GIVEN REQUEST:
Find every line in the records below that contains the word "image", and copy each such line.

GIVEN ENTRIES:
## Begin

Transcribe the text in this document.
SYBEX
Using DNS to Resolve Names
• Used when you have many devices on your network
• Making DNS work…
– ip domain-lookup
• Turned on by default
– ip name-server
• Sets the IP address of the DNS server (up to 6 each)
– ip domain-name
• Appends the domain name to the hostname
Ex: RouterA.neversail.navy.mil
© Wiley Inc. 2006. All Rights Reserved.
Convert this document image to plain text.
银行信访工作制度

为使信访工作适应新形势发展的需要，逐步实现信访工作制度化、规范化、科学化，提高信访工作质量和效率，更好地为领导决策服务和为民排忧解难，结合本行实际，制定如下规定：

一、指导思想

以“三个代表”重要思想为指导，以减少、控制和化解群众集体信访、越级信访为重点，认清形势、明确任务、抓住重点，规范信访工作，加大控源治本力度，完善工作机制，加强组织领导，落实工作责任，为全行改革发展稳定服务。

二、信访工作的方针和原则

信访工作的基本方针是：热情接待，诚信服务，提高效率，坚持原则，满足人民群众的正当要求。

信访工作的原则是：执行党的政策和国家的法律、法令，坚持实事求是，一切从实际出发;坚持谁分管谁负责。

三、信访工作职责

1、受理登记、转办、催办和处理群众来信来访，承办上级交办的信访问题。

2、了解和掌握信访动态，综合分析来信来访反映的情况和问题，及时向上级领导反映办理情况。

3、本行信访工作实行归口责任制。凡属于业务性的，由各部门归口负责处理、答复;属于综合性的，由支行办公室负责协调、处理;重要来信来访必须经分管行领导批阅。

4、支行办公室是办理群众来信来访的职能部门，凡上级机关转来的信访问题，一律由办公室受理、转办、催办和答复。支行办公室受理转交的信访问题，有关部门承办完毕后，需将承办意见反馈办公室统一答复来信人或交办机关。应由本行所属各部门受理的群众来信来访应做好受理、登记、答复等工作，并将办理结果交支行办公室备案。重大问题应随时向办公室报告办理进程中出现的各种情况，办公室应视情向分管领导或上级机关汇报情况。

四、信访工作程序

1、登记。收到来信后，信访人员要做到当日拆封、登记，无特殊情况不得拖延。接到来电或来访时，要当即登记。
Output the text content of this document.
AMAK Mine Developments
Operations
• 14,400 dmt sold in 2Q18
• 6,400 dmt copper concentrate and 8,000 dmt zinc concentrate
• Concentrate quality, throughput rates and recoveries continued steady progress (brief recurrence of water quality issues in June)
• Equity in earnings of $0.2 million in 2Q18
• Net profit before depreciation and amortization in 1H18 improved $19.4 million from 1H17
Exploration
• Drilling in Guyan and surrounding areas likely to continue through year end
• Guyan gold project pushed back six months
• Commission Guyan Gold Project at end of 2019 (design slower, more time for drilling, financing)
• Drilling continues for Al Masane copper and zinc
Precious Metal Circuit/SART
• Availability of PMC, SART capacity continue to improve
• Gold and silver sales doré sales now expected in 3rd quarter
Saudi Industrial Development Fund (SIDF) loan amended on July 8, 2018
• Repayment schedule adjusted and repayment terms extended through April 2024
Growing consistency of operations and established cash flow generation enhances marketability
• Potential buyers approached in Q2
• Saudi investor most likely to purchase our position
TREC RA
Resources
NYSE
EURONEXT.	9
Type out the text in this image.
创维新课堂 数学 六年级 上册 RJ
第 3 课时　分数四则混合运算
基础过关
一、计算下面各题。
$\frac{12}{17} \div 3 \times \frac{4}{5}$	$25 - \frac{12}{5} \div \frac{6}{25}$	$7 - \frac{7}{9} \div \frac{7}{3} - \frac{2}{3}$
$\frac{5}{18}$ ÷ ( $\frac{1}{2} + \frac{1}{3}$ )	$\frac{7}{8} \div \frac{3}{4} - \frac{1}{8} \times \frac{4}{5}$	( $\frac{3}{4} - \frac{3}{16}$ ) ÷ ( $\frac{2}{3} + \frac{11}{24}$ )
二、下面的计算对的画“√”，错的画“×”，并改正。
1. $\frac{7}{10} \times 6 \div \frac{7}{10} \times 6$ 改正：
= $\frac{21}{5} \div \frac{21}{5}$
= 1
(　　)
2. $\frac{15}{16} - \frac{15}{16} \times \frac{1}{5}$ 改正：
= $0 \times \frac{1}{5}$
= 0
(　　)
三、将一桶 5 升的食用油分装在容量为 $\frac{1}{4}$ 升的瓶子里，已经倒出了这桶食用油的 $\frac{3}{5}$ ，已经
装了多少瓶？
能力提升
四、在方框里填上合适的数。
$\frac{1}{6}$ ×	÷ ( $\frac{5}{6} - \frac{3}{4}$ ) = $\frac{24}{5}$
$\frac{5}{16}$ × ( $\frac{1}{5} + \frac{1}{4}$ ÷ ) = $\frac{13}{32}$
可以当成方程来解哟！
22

## End

RESPONSE TO THIS EXERCISE:
Convert this document image to plain text.
Type out the text in this image.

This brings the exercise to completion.